Begin

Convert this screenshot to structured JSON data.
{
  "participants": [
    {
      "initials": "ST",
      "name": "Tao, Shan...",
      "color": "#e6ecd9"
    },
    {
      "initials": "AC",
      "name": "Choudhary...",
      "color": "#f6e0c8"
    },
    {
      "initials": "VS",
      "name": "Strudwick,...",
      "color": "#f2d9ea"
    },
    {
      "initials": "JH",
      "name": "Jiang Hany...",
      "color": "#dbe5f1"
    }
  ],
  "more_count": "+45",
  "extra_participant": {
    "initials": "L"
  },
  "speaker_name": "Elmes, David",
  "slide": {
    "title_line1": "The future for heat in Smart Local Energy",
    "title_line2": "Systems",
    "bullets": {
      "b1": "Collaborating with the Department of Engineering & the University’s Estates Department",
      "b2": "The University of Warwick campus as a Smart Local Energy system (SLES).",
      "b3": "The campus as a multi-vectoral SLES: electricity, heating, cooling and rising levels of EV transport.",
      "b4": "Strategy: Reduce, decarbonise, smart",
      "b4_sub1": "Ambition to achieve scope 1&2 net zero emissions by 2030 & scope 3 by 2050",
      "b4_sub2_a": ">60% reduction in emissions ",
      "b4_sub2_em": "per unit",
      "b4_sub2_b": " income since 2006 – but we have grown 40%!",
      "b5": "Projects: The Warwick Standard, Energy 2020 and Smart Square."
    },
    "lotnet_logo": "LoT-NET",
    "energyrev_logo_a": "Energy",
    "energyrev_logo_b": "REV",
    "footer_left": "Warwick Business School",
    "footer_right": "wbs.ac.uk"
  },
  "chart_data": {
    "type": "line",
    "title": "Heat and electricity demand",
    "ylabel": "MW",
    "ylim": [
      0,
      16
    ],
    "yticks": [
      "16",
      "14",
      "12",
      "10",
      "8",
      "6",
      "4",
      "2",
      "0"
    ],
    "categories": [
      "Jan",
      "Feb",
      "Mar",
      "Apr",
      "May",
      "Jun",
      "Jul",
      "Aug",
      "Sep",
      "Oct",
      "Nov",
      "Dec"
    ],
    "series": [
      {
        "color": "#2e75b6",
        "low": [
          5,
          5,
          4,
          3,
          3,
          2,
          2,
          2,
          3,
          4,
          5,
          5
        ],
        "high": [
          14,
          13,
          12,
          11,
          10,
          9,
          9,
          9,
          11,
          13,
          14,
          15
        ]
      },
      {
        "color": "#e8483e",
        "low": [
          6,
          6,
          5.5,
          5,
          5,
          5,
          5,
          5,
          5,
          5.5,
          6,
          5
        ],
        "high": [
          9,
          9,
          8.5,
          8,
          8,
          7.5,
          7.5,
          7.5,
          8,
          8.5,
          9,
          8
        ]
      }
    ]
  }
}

End
Begin

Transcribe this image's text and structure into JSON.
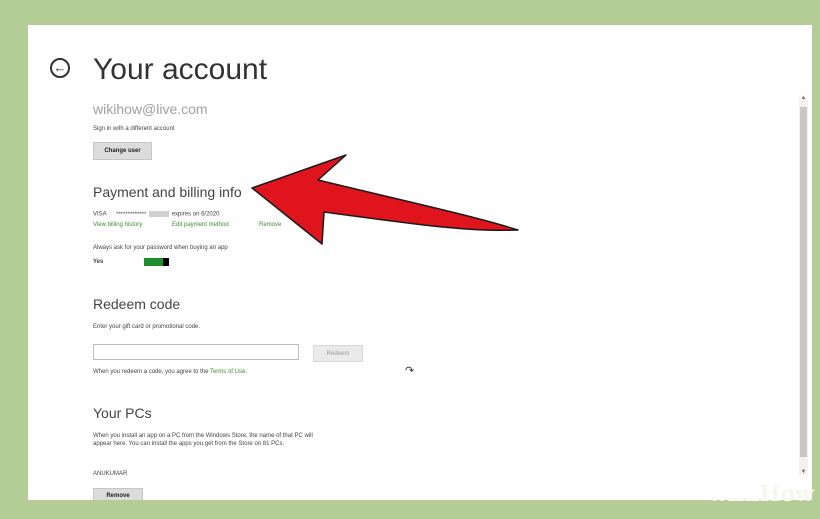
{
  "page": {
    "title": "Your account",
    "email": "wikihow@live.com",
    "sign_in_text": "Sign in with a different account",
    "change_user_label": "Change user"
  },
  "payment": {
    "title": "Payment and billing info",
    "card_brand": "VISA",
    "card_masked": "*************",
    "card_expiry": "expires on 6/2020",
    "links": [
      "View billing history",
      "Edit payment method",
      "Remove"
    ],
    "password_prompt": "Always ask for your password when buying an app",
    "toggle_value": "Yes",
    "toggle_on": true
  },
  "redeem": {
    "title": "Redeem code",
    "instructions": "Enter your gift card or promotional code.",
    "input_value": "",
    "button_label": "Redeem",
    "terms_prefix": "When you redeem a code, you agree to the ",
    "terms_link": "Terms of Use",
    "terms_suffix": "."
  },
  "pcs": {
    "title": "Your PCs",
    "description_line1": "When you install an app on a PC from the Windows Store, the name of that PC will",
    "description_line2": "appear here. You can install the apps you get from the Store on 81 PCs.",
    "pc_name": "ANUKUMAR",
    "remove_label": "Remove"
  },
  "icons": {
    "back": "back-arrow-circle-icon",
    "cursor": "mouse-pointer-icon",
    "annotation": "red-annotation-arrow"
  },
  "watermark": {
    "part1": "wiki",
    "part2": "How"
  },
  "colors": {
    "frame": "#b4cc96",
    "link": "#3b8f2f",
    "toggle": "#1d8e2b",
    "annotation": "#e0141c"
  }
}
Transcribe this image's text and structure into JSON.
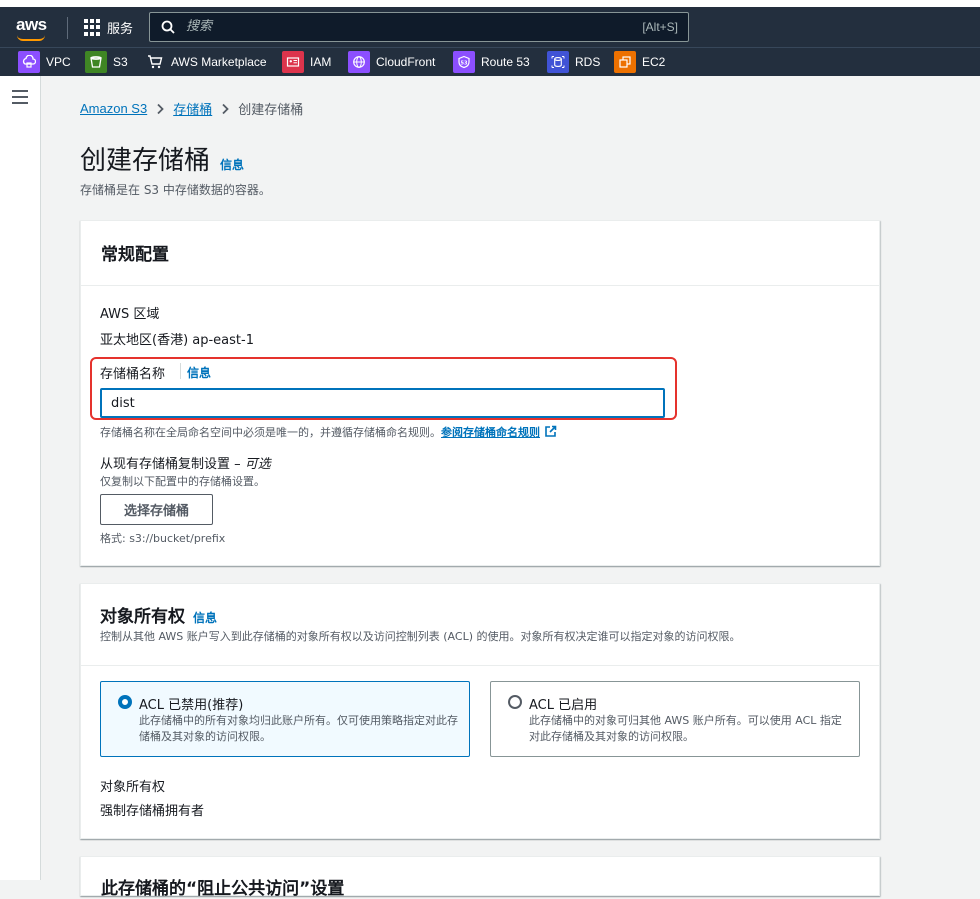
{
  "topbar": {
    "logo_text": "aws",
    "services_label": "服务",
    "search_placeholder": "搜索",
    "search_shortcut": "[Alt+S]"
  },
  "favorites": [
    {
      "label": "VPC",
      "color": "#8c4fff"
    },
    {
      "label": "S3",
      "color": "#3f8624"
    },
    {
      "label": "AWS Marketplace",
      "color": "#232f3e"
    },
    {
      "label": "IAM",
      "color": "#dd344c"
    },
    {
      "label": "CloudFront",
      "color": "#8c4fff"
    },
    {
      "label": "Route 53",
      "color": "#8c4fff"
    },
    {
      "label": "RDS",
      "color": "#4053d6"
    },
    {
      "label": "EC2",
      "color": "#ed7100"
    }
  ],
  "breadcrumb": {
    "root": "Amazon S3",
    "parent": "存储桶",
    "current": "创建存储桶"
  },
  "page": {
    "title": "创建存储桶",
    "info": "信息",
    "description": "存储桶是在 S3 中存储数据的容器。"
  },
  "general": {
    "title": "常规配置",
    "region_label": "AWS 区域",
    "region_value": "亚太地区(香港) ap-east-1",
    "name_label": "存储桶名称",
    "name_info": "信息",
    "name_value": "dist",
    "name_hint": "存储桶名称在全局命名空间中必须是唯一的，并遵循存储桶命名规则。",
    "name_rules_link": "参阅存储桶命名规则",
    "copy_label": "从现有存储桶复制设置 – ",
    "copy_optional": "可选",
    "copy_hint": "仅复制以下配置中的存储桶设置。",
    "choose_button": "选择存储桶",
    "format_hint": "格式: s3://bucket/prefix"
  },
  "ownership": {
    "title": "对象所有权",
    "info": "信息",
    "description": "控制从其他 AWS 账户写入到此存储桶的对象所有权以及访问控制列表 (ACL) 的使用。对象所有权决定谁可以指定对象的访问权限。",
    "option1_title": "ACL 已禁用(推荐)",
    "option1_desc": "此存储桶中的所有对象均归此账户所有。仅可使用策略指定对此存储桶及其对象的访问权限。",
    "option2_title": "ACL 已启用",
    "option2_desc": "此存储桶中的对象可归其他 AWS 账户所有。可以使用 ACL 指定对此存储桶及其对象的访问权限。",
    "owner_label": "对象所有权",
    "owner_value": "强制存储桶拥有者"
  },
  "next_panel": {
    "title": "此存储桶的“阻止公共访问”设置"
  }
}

End
Begin

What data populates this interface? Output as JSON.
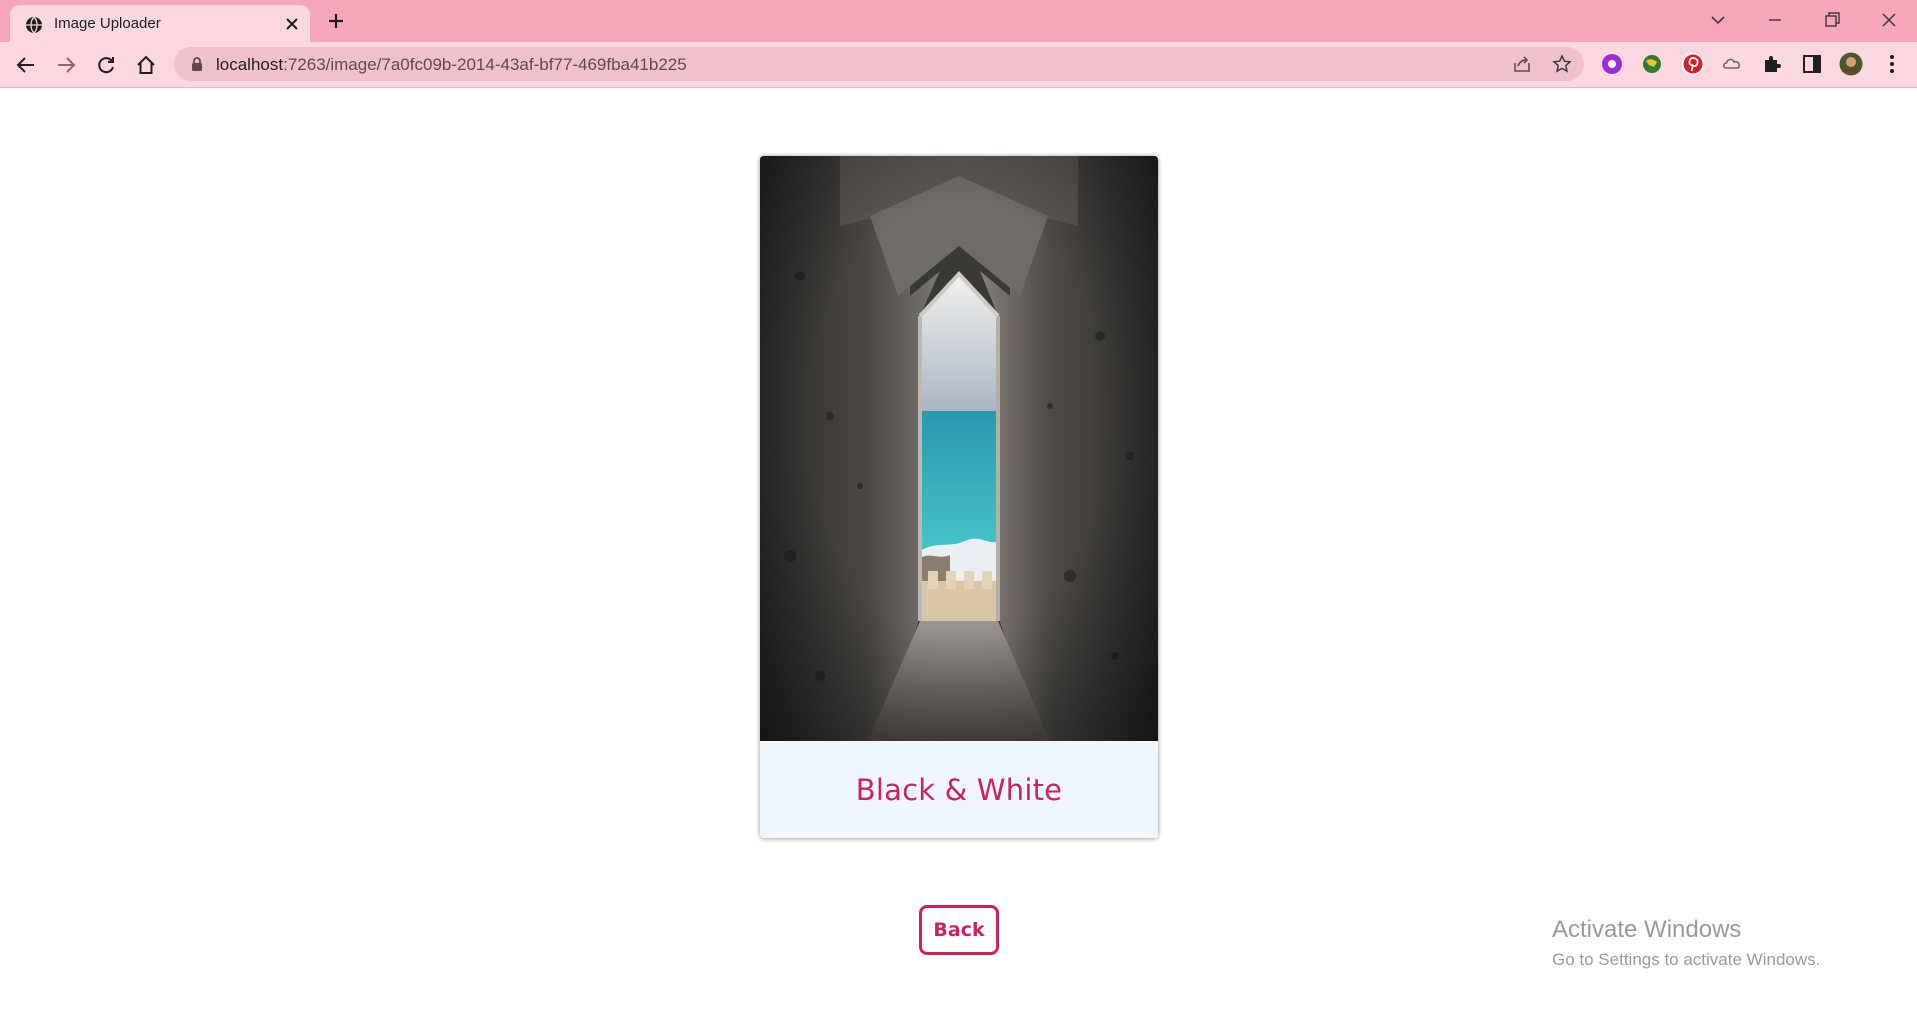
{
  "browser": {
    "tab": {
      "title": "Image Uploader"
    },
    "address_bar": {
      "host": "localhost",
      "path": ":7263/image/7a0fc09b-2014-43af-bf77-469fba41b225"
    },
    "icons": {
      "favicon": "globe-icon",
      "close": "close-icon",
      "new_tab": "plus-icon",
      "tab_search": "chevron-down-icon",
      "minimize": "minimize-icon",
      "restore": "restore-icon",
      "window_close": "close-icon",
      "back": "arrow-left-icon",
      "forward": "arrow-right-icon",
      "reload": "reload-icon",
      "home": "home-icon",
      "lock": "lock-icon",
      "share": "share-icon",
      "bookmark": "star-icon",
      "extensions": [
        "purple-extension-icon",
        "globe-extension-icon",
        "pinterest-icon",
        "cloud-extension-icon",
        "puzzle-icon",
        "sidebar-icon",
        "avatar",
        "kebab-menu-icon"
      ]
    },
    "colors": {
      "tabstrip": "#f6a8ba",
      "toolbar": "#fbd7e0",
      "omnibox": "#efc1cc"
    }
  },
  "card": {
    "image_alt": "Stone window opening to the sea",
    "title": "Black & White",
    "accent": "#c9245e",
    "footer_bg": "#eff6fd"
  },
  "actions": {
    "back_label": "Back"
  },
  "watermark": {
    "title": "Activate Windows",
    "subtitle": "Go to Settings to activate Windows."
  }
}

End

> _Job_
In the material above, find each line that contains the word "this", and select it.

> _Finished answer_
Convert this screenshot to structured JSON data.
Transcribe this image's text and structure into JSON.
Transcribe this image's text and structure into JSON.
What data populates this interface? Output as JSON.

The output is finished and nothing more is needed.